• _Task_
Copy all of the material below exactly.

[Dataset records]

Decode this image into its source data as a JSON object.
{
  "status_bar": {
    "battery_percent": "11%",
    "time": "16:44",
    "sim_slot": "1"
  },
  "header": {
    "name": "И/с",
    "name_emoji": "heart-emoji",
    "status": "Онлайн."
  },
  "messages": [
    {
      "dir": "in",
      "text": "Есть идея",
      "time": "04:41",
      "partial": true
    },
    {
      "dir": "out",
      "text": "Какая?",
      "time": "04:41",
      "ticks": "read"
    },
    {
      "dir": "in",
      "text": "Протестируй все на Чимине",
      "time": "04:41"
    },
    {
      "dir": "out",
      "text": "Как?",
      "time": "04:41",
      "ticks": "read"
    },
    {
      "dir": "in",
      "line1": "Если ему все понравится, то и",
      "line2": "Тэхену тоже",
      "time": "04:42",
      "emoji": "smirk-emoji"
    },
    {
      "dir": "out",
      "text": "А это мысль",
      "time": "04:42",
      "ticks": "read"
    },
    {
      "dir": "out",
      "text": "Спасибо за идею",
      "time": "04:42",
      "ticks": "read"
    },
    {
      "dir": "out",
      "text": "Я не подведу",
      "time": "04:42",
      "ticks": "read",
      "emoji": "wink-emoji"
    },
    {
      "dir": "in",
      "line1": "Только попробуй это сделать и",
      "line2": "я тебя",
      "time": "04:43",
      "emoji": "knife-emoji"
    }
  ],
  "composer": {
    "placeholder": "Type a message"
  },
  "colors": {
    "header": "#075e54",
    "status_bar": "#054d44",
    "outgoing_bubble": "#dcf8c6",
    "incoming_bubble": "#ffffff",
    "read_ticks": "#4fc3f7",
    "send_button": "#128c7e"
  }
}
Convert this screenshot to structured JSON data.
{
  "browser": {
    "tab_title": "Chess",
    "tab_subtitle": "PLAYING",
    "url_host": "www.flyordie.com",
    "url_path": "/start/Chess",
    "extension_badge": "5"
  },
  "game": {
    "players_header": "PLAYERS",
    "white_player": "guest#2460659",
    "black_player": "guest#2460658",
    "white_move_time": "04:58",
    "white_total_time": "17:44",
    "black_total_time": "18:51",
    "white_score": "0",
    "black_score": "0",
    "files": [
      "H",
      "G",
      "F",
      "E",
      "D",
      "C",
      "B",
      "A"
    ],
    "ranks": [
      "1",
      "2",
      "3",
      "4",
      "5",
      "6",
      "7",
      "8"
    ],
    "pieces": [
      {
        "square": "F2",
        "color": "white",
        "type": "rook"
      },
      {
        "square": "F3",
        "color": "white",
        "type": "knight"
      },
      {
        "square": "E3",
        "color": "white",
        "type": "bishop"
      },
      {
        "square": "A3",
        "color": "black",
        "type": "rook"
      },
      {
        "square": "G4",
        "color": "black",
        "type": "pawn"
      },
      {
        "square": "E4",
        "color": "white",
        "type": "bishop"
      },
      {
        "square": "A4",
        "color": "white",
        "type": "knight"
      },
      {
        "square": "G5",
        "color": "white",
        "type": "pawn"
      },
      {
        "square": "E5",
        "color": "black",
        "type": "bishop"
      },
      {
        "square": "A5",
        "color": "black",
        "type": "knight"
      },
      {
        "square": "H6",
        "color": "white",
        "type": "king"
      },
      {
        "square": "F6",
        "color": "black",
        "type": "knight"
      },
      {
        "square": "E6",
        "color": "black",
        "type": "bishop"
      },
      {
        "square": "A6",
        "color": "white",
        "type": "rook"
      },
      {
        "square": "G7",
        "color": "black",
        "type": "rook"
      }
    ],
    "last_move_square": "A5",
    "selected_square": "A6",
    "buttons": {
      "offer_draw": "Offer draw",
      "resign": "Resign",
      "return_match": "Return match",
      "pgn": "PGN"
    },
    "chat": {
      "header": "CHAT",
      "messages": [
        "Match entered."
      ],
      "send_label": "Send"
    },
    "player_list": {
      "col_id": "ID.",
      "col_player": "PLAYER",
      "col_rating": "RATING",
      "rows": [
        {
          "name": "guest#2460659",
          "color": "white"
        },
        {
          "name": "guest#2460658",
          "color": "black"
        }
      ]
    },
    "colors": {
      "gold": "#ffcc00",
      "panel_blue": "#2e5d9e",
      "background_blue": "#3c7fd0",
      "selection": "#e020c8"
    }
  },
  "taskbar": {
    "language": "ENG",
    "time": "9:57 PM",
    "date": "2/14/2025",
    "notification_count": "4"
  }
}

• _Exercise output_
Decode this image into its source data as a JSON object.
{
  "status_bar": {
    "battery_percent": "11%",
    "time": "16:44",
    "sim_slot": "1"
  },
  "header": {
    "name": "И/с",
    "name_emoji": "heart-emoji",
    "status": "Онлайн."
  },
  "messages": [
    {
      "dir": "in",
      "text": "Есть идея",
      "time": "04:41",
      "partial": true
    },
    {
      "dir": "out",
      "text": "Какая?",
      "time": "04:41",
      "ticks": "read"
    },
    {
      "dir": "in",
      "text": "Протестируй все на Чимине",
      "time": "04:41"
    },
    {
      "dir": "out",
      "text": "Как?",
      "time": "04:41",
      "ticks": "read"
    },
    {
      "dir": "in",
      "line1": "Если ему все понравится, то и",
      "line2": "Тэхену тоже",
      "time": "04:42",
      "emoji": "smirk-emoji"
    },
    {
      "dir": "out",
      "text": "А это мысль",
      "time": "04:42",
      "ticks": "read"
    },
    {
      "dir": "out",
      "text": "Спасибо за идею",
      "time": "04:42",
      "ticks": "read"
    },
    {
      "dir": "out",
      "text": "Я не подведу",
      "time": "04:42",
      "ticks": "read",
      "emoji": "wink-emoji"
    },
    {
      "dir": "in",
      "line1": "Только попробуй это сделать и",
      "line2": "я тебя",
      "time": "04:43",
      "emoji": "knife-emoji"
    }
  ],
  "composer": {
    "placeholder": "Type a message"
  },
  "colors": {
    "header": "#075e54",
    "status_bar": "#054d44",
    "outgoing_bubble": "#dcf8c6",
    "incoming_bubble": "#ffffff",
    "read_ticks": "#4fc3f7",
    "send_button": "#128c7e"
  }
}
Convert this screenshot to structured JSON data.
{
  "browser": {
    "tab_title": "Chess",
    "tab_subtitle": "PLAYING",
    "url_host": "www.flyordie.com",
    "url_path": "/start/Chess",
    "extension_badge": "5"
  },
  "game": {
    "players_header": "PLAYERS",
    "white_player": "guest#2460659",
    "black_player": "guest#2460658",
    "white_move_time": "04:58",
    "white_total_time": "17:44",
    "black_total_time": "18:51",
    "white_score": "0",
    "black_score": "0",
    "files": [
      "H",
      "G",
      "F",
      "E",
      "D",
      "C",
      "B",
      "A"
    ],
    "ranks": [
      "1",
      "2",
      "3",
      "4",
      "5",
      "6",
      "7",
      "8"
    ],
    "pieces": [
      {
        "square": "F2",
        "color": "white",
        "type": "rook"
      },
      {
        "square": "F3",
        "color": "white",
        "type": "knight"
      },
      {
        "square": "E3",
        "color": "white",
        "type": "bishop"
      },
      {
        "square": "A3",
        "color": "black",
        "type": "rook"
      },
      {
        "square": "G4",
        "color": "black",
        "type": "pawn"
      },
      {
        "square": "E4",
        "color": "white",
        "type": "bishop"
      },
      {
        "square": "A4",
        "color": "white",
        "type": "knight"
      },
      {
        "square": "G5",
        "color": "white",
        "type": "pawn"
      },
      {
        "square": "E5",
        "color": "black",
        "type": "bishop"
      },
      {
        "square": "A5",
        "color": "black",
        "type": "knight"
      },
      {
        "square": "H6",
        "color": "white",
        "type": "king"
      },
      {
        "square": "F6",
        "color": "black",
        "type": "knight"
      },
      {
        "square": "E6",
        "color": "black",
        "type": "bishop"
      },
      {
        "square": "A6",
        "color": "white",
        "type": "rook"
      },
      {
        "square": "G7",
        "color": "black",
        "type": "rook"
      }
    ],
    "last_move_square": "A5",
    "selected_square": "A6",
    "buttons": {
      "offer_draw": "Offer draw",
      "resign": "Resign",
      "return_match": "Return match",
      "pgn": "PGN"
    },
    "chat": {
      "header": "CHAT",
      "messages": [
        "Match entered."
      ],
      "send_label": "Send"
    },
    "player_list": {
      "col_id": "ID.",
      "col_player": "PLAYER",
      "col_rating": "RATING",
      "rows": [
        {
          "name": "guest#2460659",
          "color": "white"
        },
        {
          "name": "guest#2460658",
          "color": "black"
        }
      ]
    },
    "colors": {
      "gold": "#ffcc00",
      "panel_blue": "#2e5d9e",
      "background_blue": "#3c7fd0",
      "selection": "#e020c8"
    }
  },
  "taskbar": {
    "language": "ENG",
    "time": "9:57 PM",
    "date": "2/14/2025",
    "notification_count": "4"
  }
}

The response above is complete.